• _BRONTEKST_:
────────────────────

Schot voor open doel
Overigens werd mijn oom Pierre niet opzettelijk gepest met zijn onvermogen om taal niet letterlijk te nemen. Maar als zich een gelegenheid als bovenstaande voordeed, dan konden mijn vader en mijn andere ooms bijna niet anders dan zo’n schot voor open doel ook daadwerkelijk plaatsen.
Onhandig
Door er een anekdote van te maken kon er keer op keer van die gebeurtenis genoten worden zonder dat het nodig was om van oom Pierre een pispaal te maken. Dat die man sociaal een beetje onhandig was, werd hem bij voorbaat al vergeven. Dat hij er zo nu en dan een beetje mee geplaagd werd, nam hijzelf ook op de koop toe.
Gezakt
Nog een anekdote die ik wel degelijk uit mijn eigen geheugen haal. Ik zat in de vierde klas van de MAVO en zakte voor mijn eindexamen. Ik zag er tegen op om dat tegen mijn vader te vertellen. Ik had geen idee hoe hij zou reageren. Maar zijn uiteindelijke reactie had ik absoluut niet verwacht. Toen hij hoorde dat ik gezakt was, haalde hij twee tientjes uit zijn portemonnee en gaf ze aan me met de woorden: ‘Je zult er wel flink van balen dat je gezakt bent. Drink er maar een paar van mij.’ Voor de rest maakte hij er geen woord aan vuil.

────────────────────

• _GESELECTEERDE ITEMS_:
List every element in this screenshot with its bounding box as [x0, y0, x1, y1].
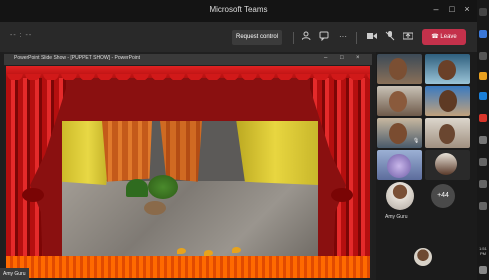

────────────────────

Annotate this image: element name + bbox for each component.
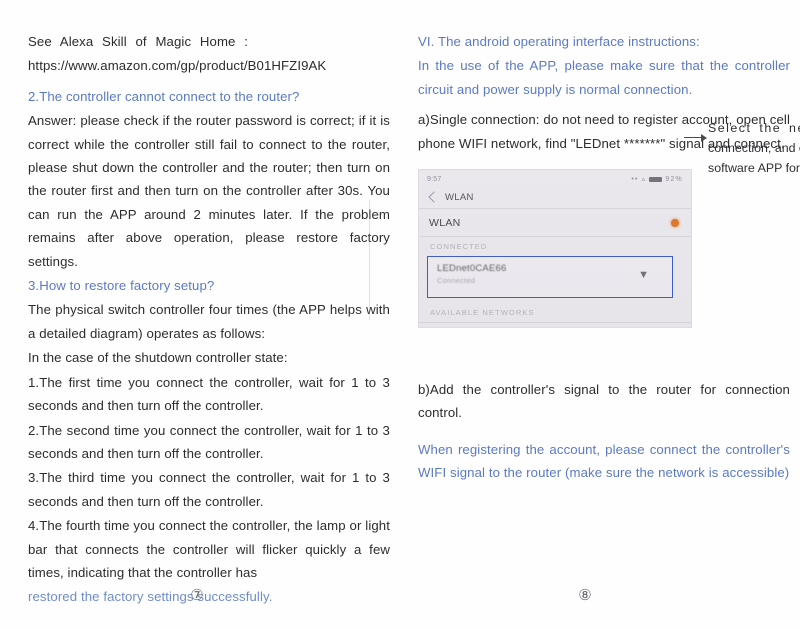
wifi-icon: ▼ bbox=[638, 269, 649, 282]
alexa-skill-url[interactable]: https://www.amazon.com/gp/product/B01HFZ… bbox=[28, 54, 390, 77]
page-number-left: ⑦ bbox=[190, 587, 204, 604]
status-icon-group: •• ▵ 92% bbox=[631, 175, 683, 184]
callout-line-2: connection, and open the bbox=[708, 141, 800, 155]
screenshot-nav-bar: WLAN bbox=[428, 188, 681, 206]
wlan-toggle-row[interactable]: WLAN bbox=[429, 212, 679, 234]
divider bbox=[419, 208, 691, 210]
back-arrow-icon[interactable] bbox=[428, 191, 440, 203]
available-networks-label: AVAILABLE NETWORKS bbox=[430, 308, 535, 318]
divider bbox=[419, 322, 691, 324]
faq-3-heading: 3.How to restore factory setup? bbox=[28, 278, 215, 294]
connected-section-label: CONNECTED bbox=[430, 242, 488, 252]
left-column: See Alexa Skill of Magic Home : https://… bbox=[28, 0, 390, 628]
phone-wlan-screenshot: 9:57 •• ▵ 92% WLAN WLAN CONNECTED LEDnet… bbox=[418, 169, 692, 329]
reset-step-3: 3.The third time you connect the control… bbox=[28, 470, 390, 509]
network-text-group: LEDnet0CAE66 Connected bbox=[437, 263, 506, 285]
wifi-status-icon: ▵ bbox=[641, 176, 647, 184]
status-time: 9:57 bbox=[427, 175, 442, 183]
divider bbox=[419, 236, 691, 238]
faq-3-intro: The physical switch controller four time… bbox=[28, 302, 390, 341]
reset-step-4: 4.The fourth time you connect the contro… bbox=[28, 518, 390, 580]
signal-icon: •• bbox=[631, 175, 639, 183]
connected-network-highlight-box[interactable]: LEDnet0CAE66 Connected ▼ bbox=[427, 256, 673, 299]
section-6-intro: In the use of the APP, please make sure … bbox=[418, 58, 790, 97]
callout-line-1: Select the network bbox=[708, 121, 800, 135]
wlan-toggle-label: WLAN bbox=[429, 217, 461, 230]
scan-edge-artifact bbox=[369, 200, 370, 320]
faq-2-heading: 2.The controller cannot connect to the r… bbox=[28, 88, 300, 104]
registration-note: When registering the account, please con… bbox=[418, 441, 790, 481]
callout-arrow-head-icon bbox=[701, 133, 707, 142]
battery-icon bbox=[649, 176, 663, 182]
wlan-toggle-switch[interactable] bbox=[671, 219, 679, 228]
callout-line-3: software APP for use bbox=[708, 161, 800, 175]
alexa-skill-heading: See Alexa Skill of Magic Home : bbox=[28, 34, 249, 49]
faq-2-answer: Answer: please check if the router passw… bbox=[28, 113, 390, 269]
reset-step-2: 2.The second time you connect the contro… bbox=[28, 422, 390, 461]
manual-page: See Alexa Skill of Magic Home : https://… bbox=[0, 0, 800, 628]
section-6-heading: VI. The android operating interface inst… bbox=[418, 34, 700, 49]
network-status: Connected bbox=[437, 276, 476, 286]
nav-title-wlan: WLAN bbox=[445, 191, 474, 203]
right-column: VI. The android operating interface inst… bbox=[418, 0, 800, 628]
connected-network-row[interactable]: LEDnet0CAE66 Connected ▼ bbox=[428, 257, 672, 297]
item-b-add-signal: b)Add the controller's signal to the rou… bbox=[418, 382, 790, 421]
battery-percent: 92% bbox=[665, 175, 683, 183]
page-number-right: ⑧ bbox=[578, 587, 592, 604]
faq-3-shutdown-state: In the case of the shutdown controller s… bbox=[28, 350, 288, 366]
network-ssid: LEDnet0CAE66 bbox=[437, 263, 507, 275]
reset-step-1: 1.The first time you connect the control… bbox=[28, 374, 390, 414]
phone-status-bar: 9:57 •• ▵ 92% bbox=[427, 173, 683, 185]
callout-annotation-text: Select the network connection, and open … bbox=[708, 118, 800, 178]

────────────────────

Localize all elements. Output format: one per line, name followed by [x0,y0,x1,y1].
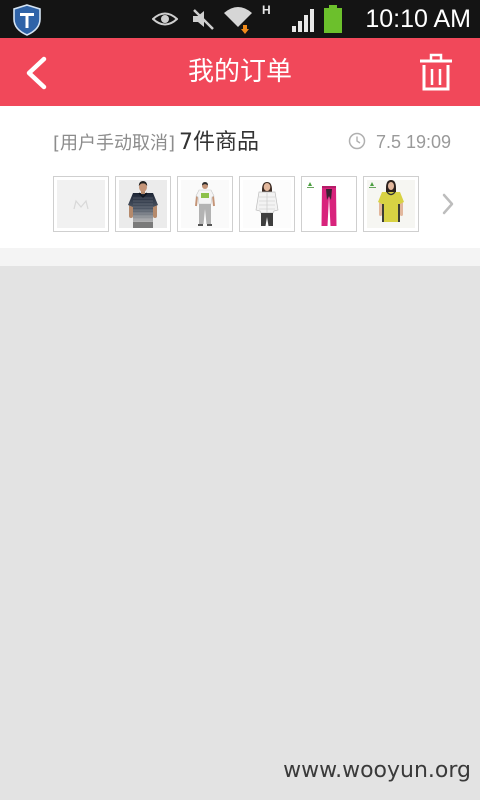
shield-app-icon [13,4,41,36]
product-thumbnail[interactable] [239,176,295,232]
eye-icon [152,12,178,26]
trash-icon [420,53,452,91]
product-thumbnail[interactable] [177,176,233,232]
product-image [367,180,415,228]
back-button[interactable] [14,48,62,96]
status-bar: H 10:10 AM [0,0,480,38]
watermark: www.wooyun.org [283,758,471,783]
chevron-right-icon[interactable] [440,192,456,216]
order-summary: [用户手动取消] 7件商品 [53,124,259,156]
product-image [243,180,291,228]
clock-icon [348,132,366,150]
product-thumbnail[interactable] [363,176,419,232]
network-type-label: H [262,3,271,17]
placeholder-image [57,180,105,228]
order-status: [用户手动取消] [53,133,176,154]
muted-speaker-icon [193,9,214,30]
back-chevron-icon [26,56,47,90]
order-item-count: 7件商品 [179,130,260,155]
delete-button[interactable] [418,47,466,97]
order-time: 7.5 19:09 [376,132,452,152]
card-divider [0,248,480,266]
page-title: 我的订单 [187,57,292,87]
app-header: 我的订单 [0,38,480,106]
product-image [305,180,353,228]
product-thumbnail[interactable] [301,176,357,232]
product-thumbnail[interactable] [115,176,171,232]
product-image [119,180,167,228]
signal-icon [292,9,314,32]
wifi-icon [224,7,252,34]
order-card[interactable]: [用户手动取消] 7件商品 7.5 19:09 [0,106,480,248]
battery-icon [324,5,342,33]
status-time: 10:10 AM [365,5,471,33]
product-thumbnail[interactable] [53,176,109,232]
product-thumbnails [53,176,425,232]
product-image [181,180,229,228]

────────────────────

• _TE DOEN_:
a) Noem alle tussenkopjes uit de tekst met familieanekdotes.
b) Schrijf de tekst met familieanekdotes alsjeblieft verder, aansluitend op de laatste zin.

• _ANTWOORDEN_:
a)
Schot voor open doel
Onhandig
Gezakt

b)
Vreemd? Ach…
Niet bevorderd
Een van de anekdotes die hij graag vertelde was dat hij ontzettend veel gespijbeld had in de eerste klas van de ambachtsschool en dat hij daardoor niet bevorderd was naar de tweede klas. Dat had hij zijn vader niet durven vertellen. Die had hem waarschijnlijk alle hoeken van de kamer laten zien. Dus had mijn vader, met een mesje, het woord ‘niet’ weggekrast, zodat er ‘bevorderd’ op zijn rapport stond. Hij wist dat zijn vader nooit naar zijn cijfers keek, zodat hij, in ieder geval op dat moment, niet door de mand zou vallen.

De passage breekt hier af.